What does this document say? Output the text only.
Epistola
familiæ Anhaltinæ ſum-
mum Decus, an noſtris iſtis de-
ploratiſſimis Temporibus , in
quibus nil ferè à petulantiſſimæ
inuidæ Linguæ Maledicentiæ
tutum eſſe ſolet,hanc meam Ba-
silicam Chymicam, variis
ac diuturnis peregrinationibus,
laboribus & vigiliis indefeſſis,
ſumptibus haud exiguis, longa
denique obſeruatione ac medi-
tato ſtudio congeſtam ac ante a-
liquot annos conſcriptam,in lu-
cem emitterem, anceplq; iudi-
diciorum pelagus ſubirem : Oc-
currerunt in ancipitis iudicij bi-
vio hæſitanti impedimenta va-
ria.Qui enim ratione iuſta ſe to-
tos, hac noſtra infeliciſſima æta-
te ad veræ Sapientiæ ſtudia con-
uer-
::::
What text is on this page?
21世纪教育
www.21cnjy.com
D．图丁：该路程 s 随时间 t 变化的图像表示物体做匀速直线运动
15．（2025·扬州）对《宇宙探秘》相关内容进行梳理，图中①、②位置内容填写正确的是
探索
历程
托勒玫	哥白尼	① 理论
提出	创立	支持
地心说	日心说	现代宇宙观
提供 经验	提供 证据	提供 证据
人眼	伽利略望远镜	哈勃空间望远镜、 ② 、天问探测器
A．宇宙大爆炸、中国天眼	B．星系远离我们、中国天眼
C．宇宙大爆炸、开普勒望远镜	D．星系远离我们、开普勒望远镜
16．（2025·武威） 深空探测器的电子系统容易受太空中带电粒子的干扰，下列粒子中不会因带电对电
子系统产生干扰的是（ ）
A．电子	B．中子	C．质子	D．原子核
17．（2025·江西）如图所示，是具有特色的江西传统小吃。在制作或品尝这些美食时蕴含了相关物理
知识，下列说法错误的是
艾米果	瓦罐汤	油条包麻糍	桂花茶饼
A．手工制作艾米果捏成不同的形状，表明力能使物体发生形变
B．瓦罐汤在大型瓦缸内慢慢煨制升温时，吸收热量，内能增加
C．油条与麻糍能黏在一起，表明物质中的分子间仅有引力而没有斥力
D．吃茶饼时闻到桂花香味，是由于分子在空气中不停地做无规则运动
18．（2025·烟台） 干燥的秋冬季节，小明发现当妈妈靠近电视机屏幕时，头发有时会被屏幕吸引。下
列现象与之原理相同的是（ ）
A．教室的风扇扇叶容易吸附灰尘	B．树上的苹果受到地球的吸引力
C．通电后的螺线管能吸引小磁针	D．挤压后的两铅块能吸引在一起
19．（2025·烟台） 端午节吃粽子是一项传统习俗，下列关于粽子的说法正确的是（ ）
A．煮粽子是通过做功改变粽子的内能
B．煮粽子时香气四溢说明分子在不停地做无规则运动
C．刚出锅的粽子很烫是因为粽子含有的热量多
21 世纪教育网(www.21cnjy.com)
::::
• [Set task]
Each line with the string "星系远离我们" in it needs to be found and copied.

• [Written answer]
A．宇宙大爆炸、中国天眼	B．星系远离我们、中国天眼
C．宇宙大爆炸、开普勒望远镜	D．星系远离我们、开普勒望远镜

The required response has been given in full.